• [Exercise requirements]: Pull out every line below holding the word "源站类型支持OSS域名".

• [Exercise data]:
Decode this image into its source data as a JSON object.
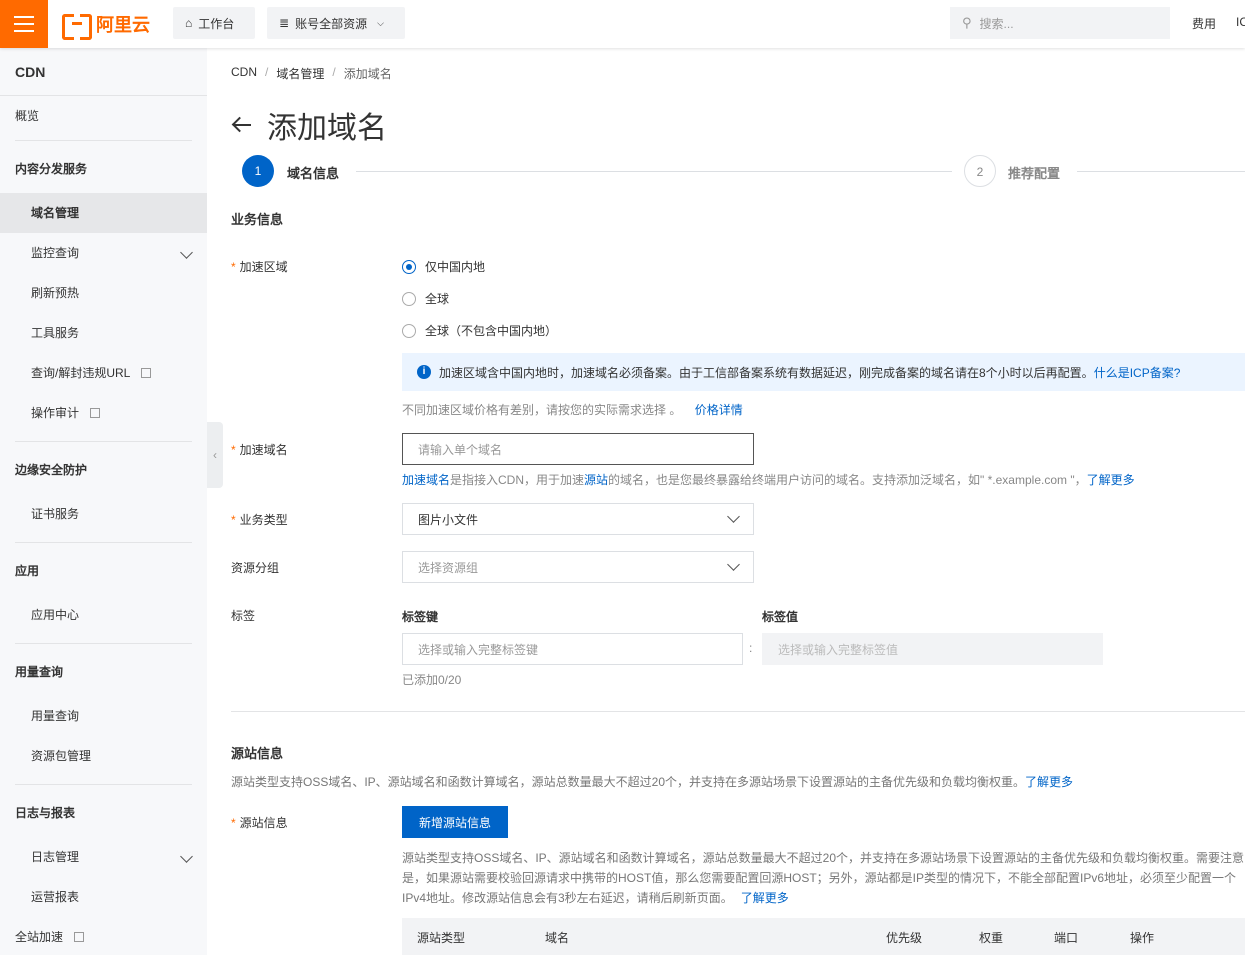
{
  "topbar": {
    "logo_text": "阿里云",
    "workbench": "工作台",
    "resources": "账号全部资源",
    "search_placeholder": "搜索...",
    "fees": "费用",
    "ic_cut": "IC",
    "accent_color": "#ff6a00"
  },
  "sidebar": {
    "title": "CDN",
    "overview": "概览",
    "groups": {
      "content": "内容分发服务",
      "security": "边缘安全防护",
      "apps": "应用",
      "usage": "用量查询",
      "logs": "日志与报表"
    },
    "items": {
      "domain_mgmt": "域名管理",
      "monitor": "监控查询",
      "refresh": "刷新预热",
      "tools": "工具服务",
      "url_block": "查询/解封违规URL",
      "audit": "操作审计",
      "cert": "证书服务",
      "app_center": "应用中心",
      "usage_query": "用量查询",
      "package_mgmt": "资源包管理",
      "log_mgmt": "日志管理",
      "ops_report": "运营报表",
      "full_accel": "全站加速"
    }
  },
  "breadcrumb": [
    "CDN",
    "域名管理",
    "添加域名"
  ],
  "page_title": "添加域名",
  "steps": [
    {
      "number": "1",
      "label": "域名信息",
      "active": true
    },
    {
      "number": "2",
      "label": "推荐配置",
      "active": false
    }
  ],
  "business": {
    "section_title": "业务信息",
    "region_label": "加速区域",
    "region_options": [
      "仅中国内地",
      "全球",
      "全球（不包含中国内地）"
    ],
    "region_selected": "仅中国内地",
    "notice_text": "加速区域含中国内地时，加速域名必须备案。由于工信部备案系统有数据延迟，刚完成备案的域名请在8个小时以后再配置。",
    "notice_link": "什么是ICP备案?",
    "price_hint": "不同加速区域价格有差别，请按您的实际需求选择 。",
    "price_link": "价格详情",
    "domain_label": "加速域名",
    "domain_placeholder": "请输入单个域名",
    "domain_hint_link1": "加速域名",
    "domain_hint_text1": "是指接入CDN，用于加速",
    "domain_hint_link2": "源站",
    "domain_hint_text2": "的域名，也是您最终暴露给终端用户访问的域名。支持添加泛域名，如\" *.example.com \"，",
    "domain_hint_link3": "了解更多",
    "biz_type_label": "业务类型",
    "biz_type_value": "图片小文件",
    "resource_group_label": "资源分组",
    "resource_group_placeholder": "选择资源组",
    "tag_label": "标签",
    "tag_key_label": "标签键",
    "tag_value_label": "标签值",
    "tag_key_placeholder": "选择或输入完整标签键",
    "tag_value_placeholder": "选择或输入完整标签值",
    "tag_colon": ":",
    "tag_count": "已添加0/20"
  },
  "origin": {
    "section_title": "源站信息",
    "section_desc": "源站类型支持OSS域名、IP、源站域名和函数计算域名，源站总数量最大不超过20个，并支持在多源站场景下设置源站的主备优先级和负载均衡权重。",
    "section_link": "了解更多",
    "origin_label": "源站信息",
    "add_button": "新增源站信息",
    "desc_line1": "源站类型支持OSS域名、IP、源站域名和函数计算域名，源站总数量最大不超过20个，并支持在多源站场景下设置源站的主备优先级和负载均衡权重。需要注意的",
    "desc_line2": "是，如果源站需要校验回源请求中携带的HOST值，那么您需要配置回源HOST；另外，源站都是IP类型的情况下，不能全部配置IPv6地址，必须至少配置一个",
    "desc_line3": "IPv4地址。修改源站信息会有3秒左右延迟，请稍后刷新页面。",
    "desc_link": "了解更多",
    "table_columns": [
      "源站类型",
      "域名",
      "优先级",
      "权重",
      "端口",
      "操作"
    ]
  }
}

• [Answer to this exercise]:
    "section_desc": "源站类型支持OSS域名、IP、源站域名和函数计算域名，源站总数量最大不超过20个，并支持在多源站场景下设置源站的主备优先级和负载均衡权重。",
    "desc_line1": "源站类型支持OSS域名、IP、源站域名和函数计算域名，源站总数量最大不超过20个，并支持在多源站场景下设置源站的主备优先级和负载均衡权重。需要注意的",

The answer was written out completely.